Return the entries below verbatim. Pictures stay out.

> [Material supplied]
'''

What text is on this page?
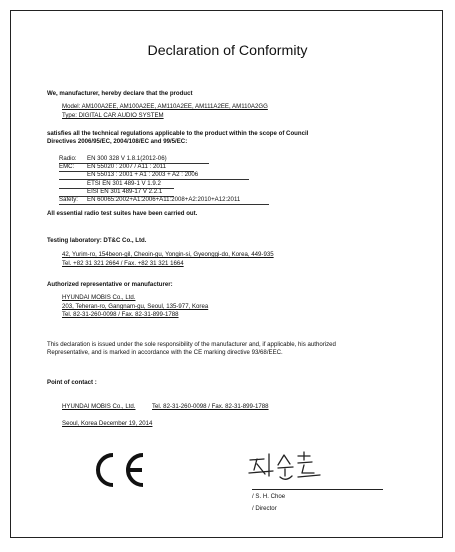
Declaration of Conformity
We, manufacturer, hereby declare that the product
Model: AM100A2EE, AM100A2EE, AM110A2EE, AM111A2EE, AM110A2GG
Type: DIGITAL CAR AUDIO SYSTEM
satisfies all the technical regulations applicable to the product within the scope of Council
Directives 2006/95/EC, 2004/108/EC and 99/5/EC:
Radio: EN 300 328 V 1.8.1(2012-06)
EMC: EN 55020 : 2007 / A11 : 2011
EN 55013 : 2001 + A1 : 2003 + A2 : 2006
ETSI EN 301 489-1 V 1.9.2
EISI EN 301 489-17 V 2.2.1
Safety: EN 60065:2002+A1:2006+A11:2008+A2:2010+A12:2011
All essential radio test suites have been carried out.
Testing laboratory: DT&C Co., Ltd.
42, Yurim-ro, 154beon-gil, Cheoin-gu, Yongin-si, Gyeonggi-do, Korea, 449-935
Tel. +82 31 321 2664 / Fax. +82 31 321 1664
Authorized representative or manufacturer:
HYUNDAI MOBIS Co., Ltd.
203, Teheran-ro, Gangnam-gu, Seoul, 135-977, Korea
Tel. 82-31-260-0098 / Fax. 82-31-899-1788
This declaration is issued under the sole responsibility of the manufacturer and, if applicable, his authorized
Representative, and is marked in accordance with the CE marking directive 93/68/EEC.
Point of contact :
HYUNDAI MOBIS Co., Ltd.	Tel. 82-31-260-0098 / Fax. 82-31-899-1788
Seoul, Korea December 19, 2014
/ S. H. Choe
/ Director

'''

> [Response to the exercise]
What text is on this page?
Declaration of Conformity
We, manufacturer, hereby declare that the product
Model: AM100A2EE, AM100A2EE, AM110A2EE, AM111A2EE, AM110A2GG
Type: DIGITAL CAR AUDIO SYSTEM
satisfies all the technical regulations applicable to the product within the scope of Council
Directives 2006/95/EC, 2004/108/EC and 99/5/EC:
Radio: EN 300 328 V 1.8.1(2012-06)
EMC: EN 55020 : 2007 / A11 : 2011
EN 55013 : 2001 + A1 : 2003 + A2 : 2006
ETSI EN 301 489-1 V 1.9.2
EISI EN 301 489-17 V 2.2.1
Safety: EN 60065:2002+A1:2006+A11:2008+A2:2010+A12:2011
All essential radio test suites have been carried out.
Testing laboratory: DT&C Co., Ltd.
42, Yurim-ro, 154beon-gil, Cheoin-gu, Yongin-si, Gyeonggi-do, Korea, 449-935
Tel. +82 31 321 2664 / Fax. +82 31 321 1664
Authorized representative or manufacturer:
HYUNDAI MOBIS Co., Ltd.
203, Teheran-ro, Gangnam-gu, Seoul, 135-977, Korea
Tel. 82-31-260-0098 / Fax. 82-31-899-1788
This declaration is issued under the sole responsibility of the manufacturer and, if applicable, his authorized
Representative, and is marked in accordance with the CE marking directive 93/68/EEC.
Point of contact :
HYUNDAI MOBIS Co., Ltd.	Tel. 82-31-260-0098 / Fax. 82-31-899-1788
Seoul, Korea December 19, 2014
/ S. H. Choe
/ Director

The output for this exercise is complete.